> Exercise goal
The records below must be transcribed exactly. Do not include the pictures.

> Record extracts
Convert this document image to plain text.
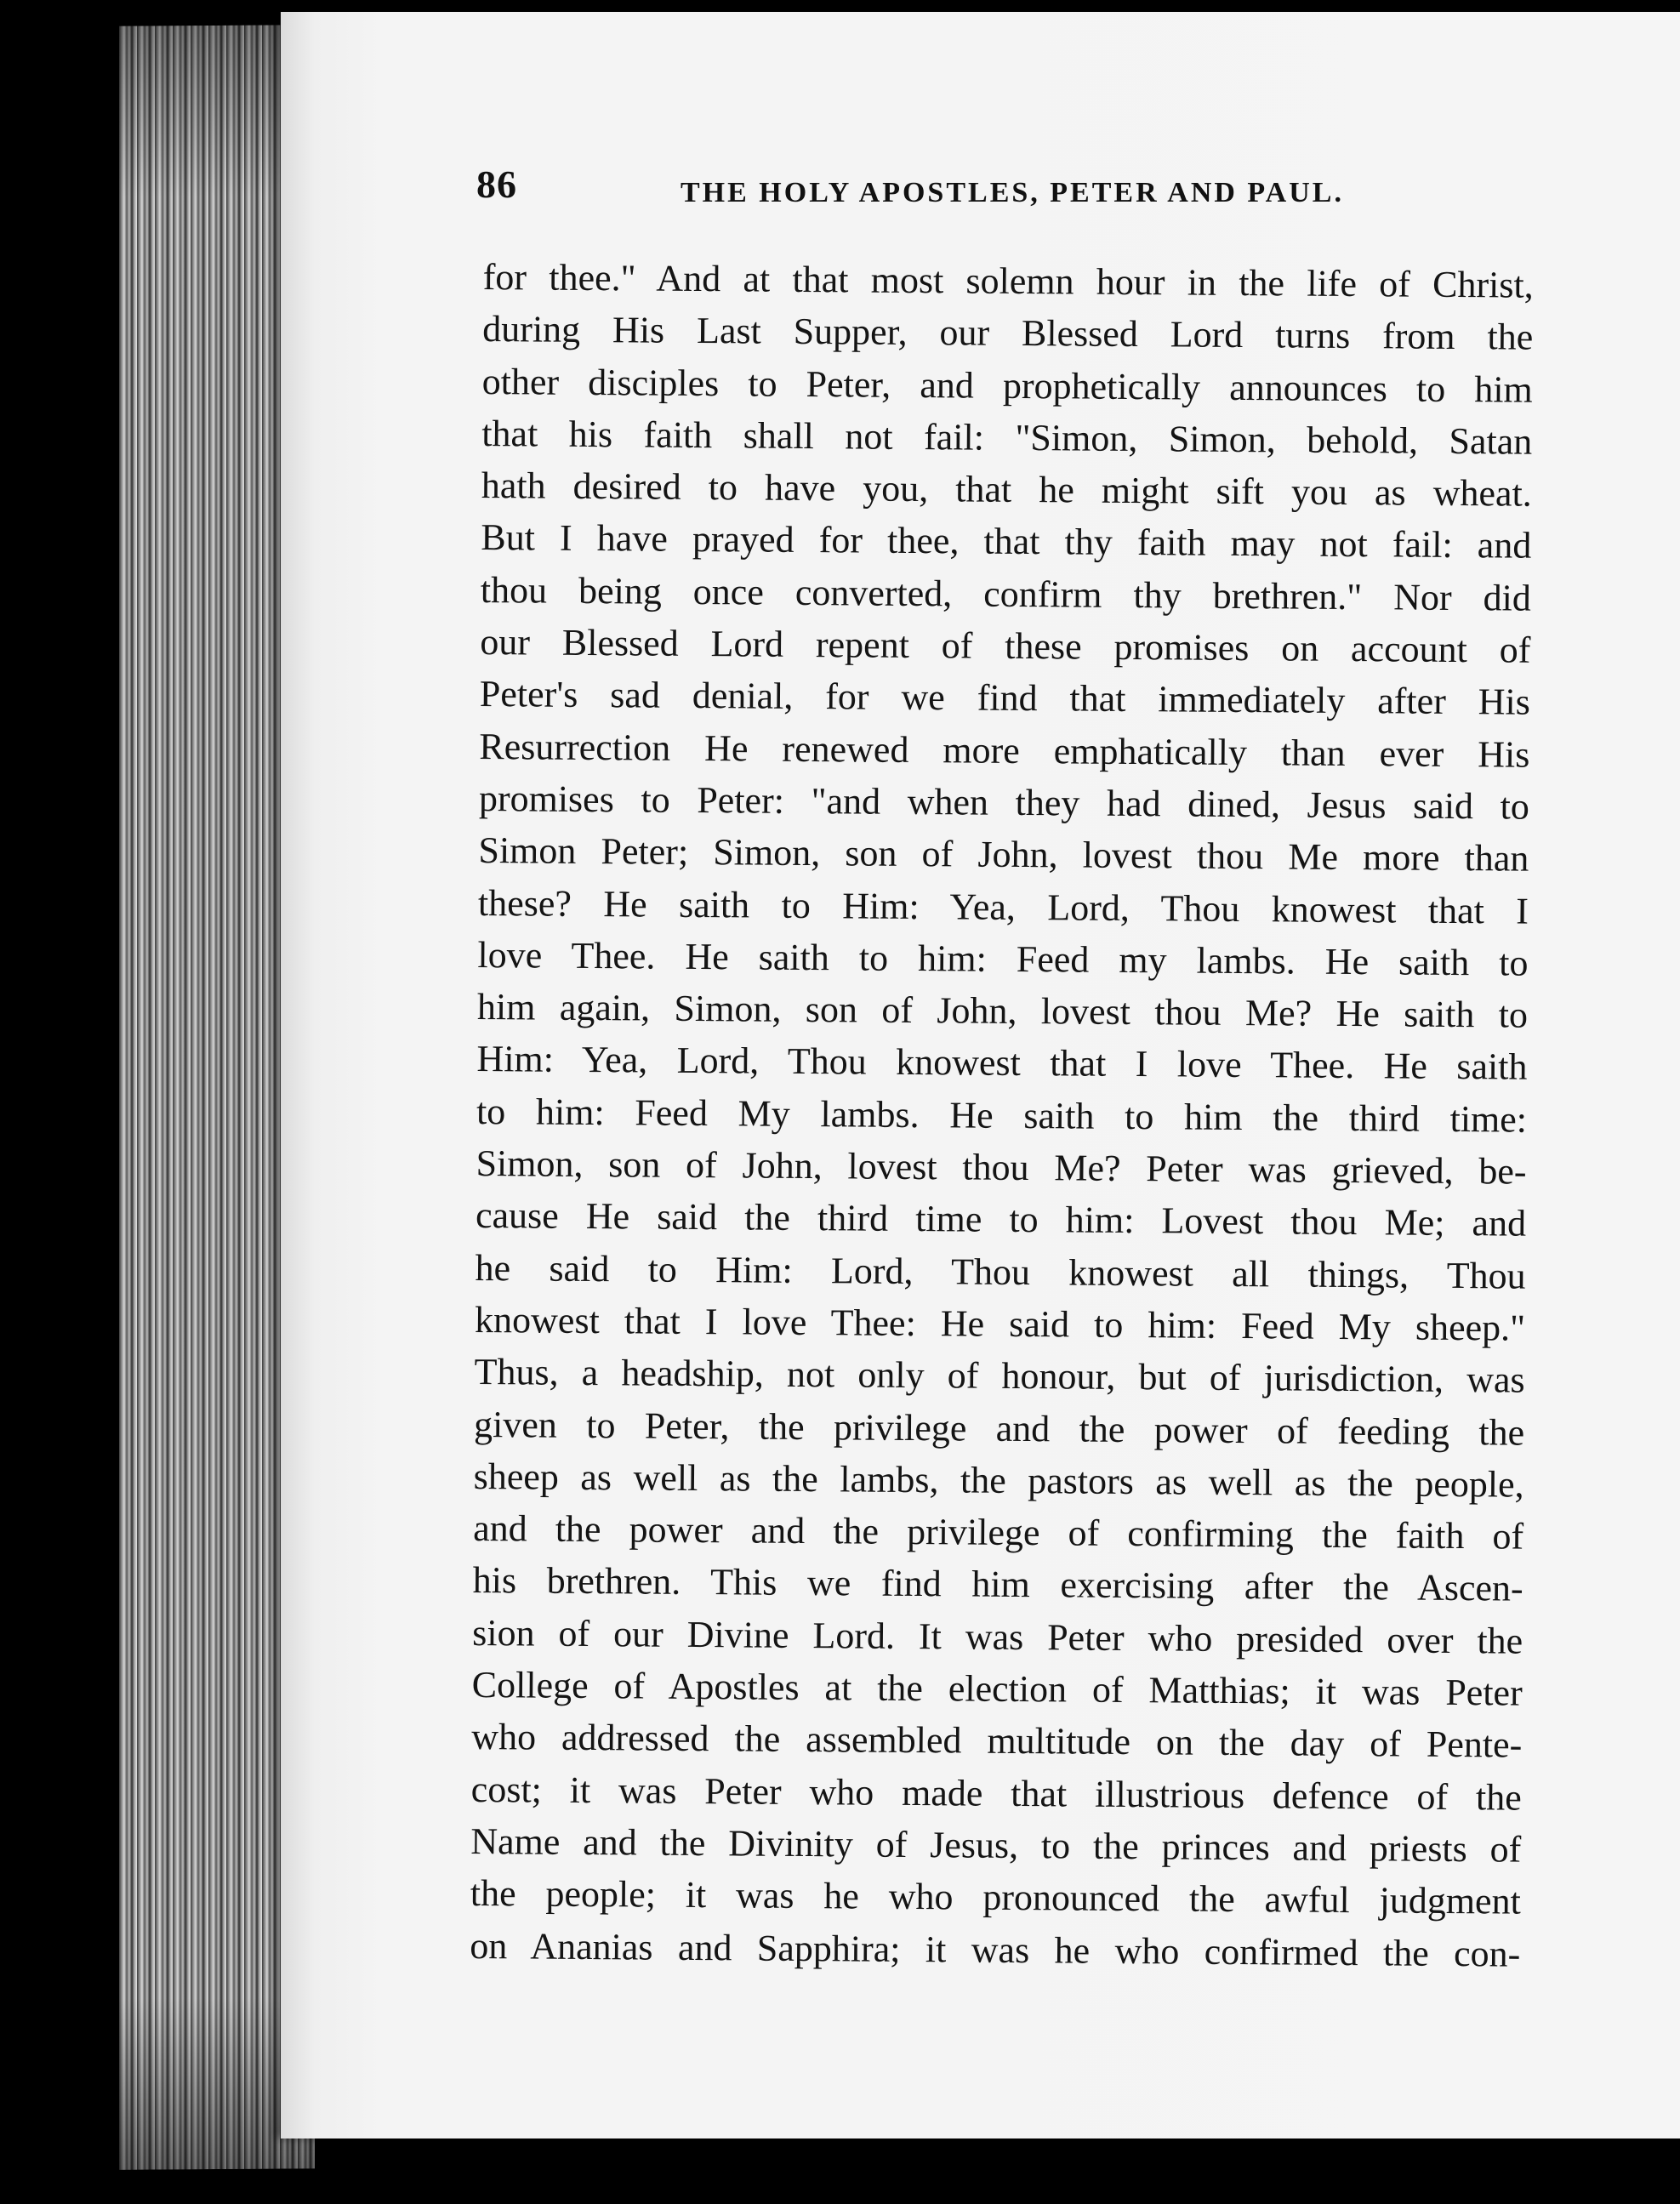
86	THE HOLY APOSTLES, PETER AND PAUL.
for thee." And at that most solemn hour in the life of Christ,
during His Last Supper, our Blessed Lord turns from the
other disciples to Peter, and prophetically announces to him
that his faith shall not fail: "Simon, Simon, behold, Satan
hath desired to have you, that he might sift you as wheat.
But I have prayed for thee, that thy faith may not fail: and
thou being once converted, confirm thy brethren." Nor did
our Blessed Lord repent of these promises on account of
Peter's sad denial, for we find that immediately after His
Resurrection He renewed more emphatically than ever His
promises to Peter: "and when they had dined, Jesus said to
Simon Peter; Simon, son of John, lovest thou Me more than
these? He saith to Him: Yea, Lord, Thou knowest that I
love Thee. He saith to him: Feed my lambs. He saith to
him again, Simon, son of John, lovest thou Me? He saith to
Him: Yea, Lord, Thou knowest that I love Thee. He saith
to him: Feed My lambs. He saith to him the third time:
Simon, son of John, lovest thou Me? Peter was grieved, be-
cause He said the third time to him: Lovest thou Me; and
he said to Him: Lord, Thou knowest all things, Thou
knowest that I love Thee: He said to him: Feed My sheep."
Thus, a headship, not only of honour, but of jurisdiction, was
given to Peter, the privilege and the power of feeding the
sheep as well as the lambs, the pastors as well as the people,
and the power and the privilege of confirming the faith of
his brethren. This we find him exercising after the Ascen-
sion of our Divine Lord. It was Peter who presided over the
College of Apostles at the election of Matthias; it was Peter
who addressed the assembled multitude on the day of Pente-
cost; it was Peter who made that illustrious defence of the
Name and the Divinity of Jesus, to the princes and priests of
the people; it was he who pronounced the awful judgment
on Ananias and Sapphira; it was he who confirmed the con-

> Response to the exercise
Convert this document image to plain text.
86	THE HOLY APOSTLES, PETER AND PAUL.
for thee." And at that most solemn hour in the life of Christ,
during His Last Supper, our Blessed Lord turns from the
other disciples to Peter, and prophetically announces to him
that his faith shall not fail: "Simon, Simon, behold, Satan
hath desired to have you, that he might sift you as wheat.
But I have prayed for thee, that thy faith may not fail: and
thou being once converted, confirm thy brethren." Nor did
our Blessed Lord repent of these promises on account of
Peter's sad denial, for we find that immediately after His
Resurrection He renewed more emphatically than ever His
promises to Peter: "and when they had dined, Jesus said to
Simon Peter; Simon, son of John, lovest thou Me more than
these? He saith to Him: Yea, Lord, Thou knowest that I
love Thee. He saith to him: Feed my lambs. He saith to
him again, Simon, son of John, lovest thou Me? He saith to
Him: Yea, Lord, Thou knowest that I love Thee. He saith
to him: Feed My lambs. He saith to him the third time:
Simon, son of John, lovest thou Me? Peter was grieved, be-
cause He said the third time to him: Lovest thou Me; and
he said to Him: Lord, Thou knowest all things, Thou
knowest that I love Thee: He said to him: Feed My sheep."
Thus, a headship, not only of honour, but of jurisdiction, was
given to Peter, the privilege and the power of feeding the
sheep as well as the lambs, the pastors as well as the people,
and the power and the privilege of confirming the faith of
his brethren. This we find him exercising after the Ascen-
sion of our Divine Lord. It was Peter who presided over the
College of Apostles at the election of Matthias; it was Peter
who addressed the assembled multitude on the day of Pente-
cost; it was Peter who made that illustrious defence of the
Name and the Divinity of Jesus, to the princes and priests of
the people; it was he who pronounced the awful judgment
on Ananias and Sapphira; it was he who confirmed the con-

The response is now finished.